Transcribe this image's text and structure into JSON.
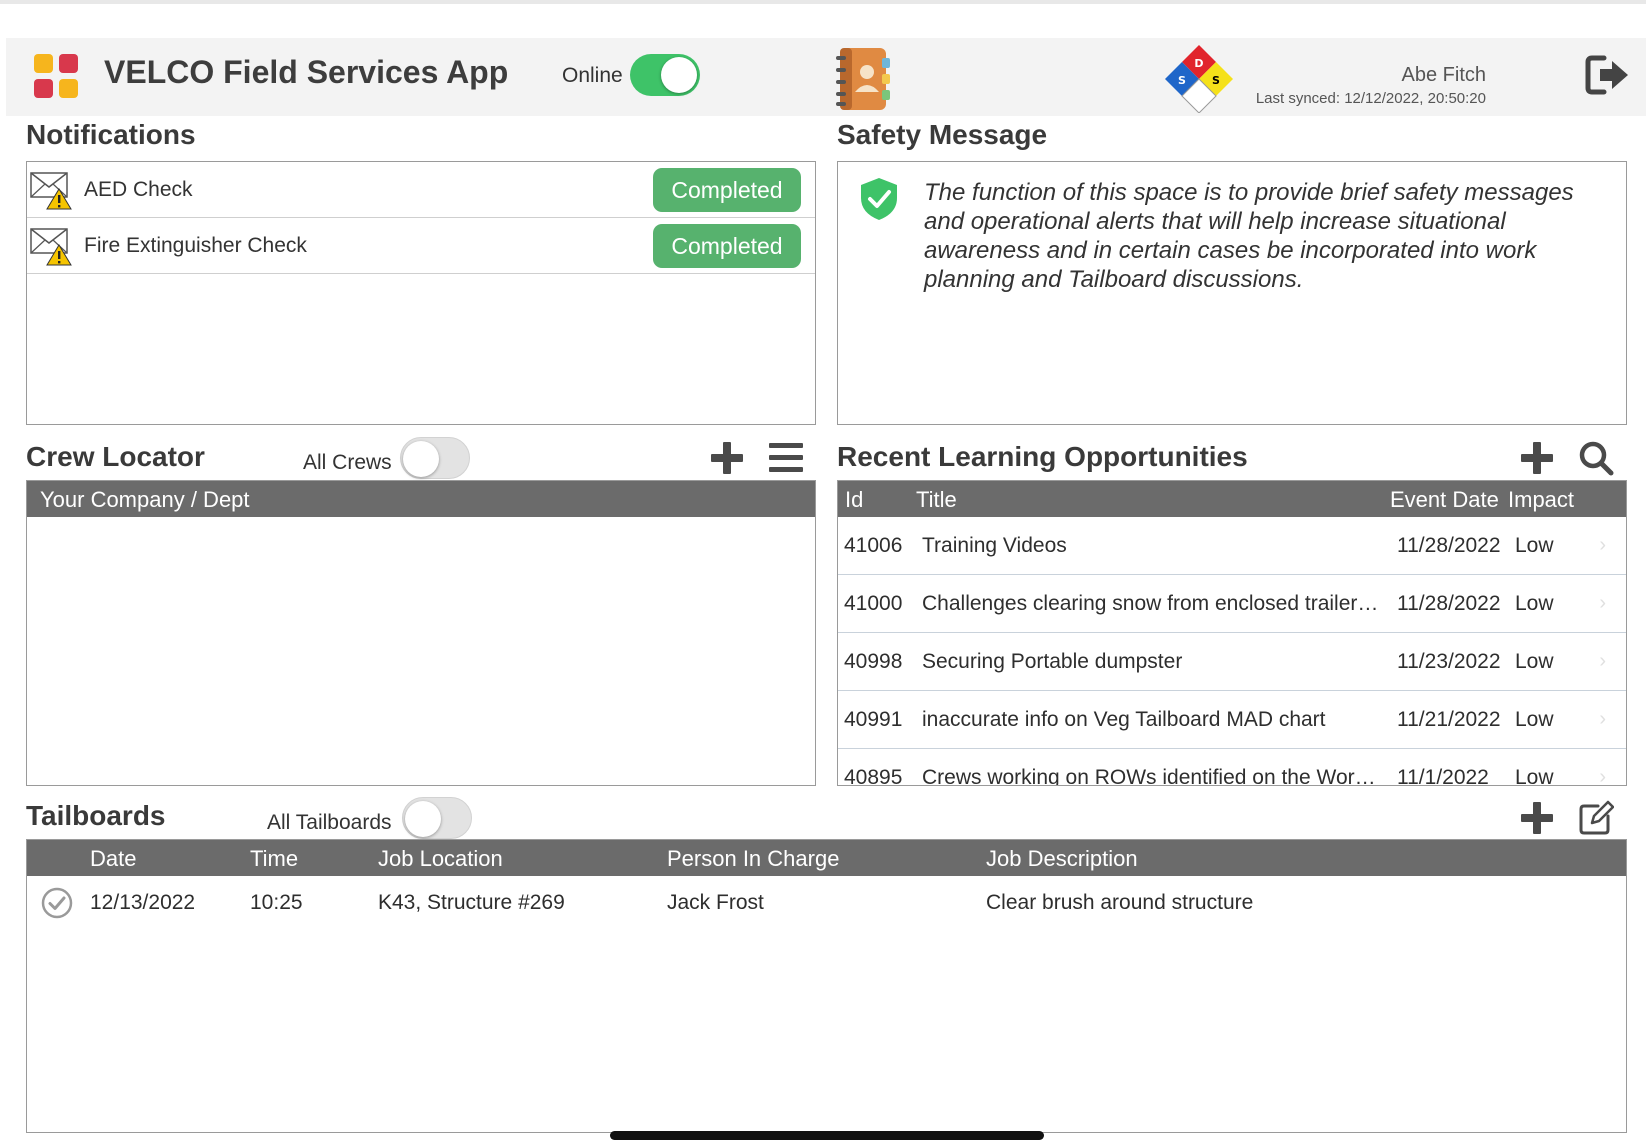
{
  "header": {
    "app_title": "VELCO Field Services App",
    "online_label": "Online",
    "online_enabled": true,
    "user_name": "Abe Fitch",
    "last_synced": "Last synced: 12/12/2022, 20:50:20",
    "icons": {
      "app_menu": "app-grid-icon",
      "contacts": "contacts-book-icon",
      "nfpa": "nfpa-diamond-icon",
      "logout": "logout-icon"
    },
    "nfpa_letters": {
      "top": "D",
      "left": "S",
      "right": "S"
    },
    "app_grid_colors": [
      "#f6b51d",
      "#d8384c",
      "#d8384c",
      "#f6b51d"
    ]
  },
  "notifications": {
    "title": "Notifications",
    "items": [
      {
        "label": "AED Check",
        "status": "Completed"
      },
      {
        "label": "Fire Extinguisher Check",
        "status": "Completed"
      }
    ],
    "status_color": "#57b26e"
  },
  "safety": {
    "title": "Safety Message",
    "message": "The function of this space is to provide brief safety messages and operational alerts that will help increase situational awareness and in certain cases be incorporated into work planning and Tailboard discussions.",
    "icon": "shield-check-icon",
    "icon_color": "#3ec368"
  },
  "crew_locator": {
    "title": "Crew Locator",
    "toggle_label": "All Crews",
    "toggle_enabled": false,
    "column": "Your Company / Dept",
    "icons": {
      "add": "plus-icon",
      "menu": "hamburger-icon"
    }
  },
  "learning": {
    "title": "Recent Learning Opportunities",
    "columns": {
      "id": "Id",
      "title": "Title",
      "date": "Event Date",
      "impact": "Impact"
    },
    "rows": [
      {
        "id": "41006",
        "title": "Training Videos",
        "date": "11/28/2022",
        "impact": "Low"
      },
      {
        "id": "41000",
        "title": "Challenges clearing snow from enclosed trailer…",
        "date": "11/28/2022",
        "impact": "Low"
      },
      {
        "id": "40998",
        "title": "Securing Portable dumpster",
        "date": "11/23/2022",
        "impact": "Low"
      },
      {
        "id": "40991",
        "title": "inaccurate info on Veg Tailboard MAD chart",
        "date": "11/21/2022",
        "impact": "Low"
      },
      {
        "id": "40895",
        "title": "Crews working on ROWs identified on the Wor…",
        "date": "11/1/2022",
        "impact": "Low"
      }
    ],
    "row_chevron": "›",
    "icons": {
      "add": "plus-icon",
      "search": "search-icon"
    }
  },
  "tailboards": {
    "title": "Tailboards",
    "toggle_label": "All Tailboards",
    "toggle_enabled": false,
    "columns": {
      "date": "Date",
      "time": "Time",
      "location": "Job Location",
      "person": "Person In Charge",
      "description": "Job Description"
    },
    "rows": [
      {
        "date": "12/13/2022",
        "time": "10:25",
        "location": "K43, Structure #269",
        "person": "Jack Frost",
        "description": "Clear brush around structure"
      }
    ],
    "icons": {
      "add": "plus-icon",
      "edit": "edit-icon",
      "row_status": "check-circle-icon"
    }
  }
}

┄┄┄┄┄┄┄┄┄┄

_Exercise objective:_ Tell how many lines in the material contain the word "location". Only the number is wanted.

_Solution for this task:_ 2